A run of records
****************

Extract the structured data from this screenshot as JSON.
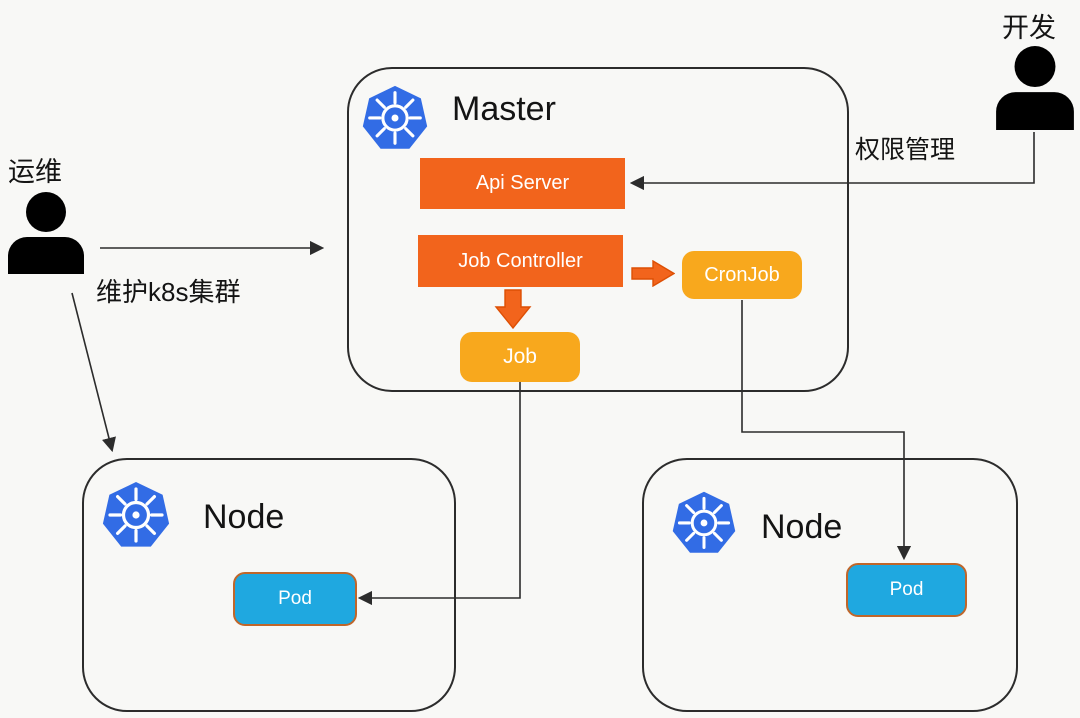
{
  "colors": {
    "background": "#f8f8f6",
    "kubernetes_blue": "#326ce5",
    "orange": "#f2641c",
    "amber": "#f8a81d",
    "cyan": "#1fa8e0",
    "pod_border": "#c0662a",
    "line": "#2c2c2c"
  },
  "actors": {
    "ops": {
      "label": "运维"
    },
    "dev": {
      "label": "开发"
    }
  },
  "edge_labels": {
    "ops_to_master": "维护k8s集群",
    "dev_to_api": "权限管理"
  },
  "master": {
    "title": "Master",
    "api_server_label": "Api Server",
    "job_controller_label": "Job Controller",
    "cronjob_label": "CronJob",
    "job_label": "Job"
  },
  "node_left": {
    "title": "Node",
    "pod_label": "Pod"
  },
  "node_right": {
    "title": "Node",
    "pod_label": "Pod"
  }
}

****************

*Goal:* The listing above must be printed again exactly, minus its pictures.

*Exercise result:*
Extract the structured data from this screenshot as JSON.
{
  "colors": {
    "background": "#f8f8f6",
    "kubernetes_blue": "#326ce5",
    "orange": "#f2641c",
    "amber": "#f8a81d",
    "cyan": "#1fa8e0",
    "pod_border": "#c0662a",
    "line": "#2c2c2c"
  },
  "actors": {
    "ops": {
      "label": "运维"
    },
    "dev": {
      "label": "开发"
    }
  },
  "edge_labels": {
    "ops_to_master": "维护k8s集群",
    "dev_to_api": "权限管理"
  },
  "master": {
    "title": "Master",
    "api_server_label": "Api Server",
    "job_controller_label": "Job Controller",
    "cronjob_label": "CronJob",
    "job_label": "Job"
  },
  "node_left": {
    "title": "Node",
    "pod_label": "Pod"
  },
  "node_right": {
    "title": "Node",
    "pod_label": "Pod"
  }
}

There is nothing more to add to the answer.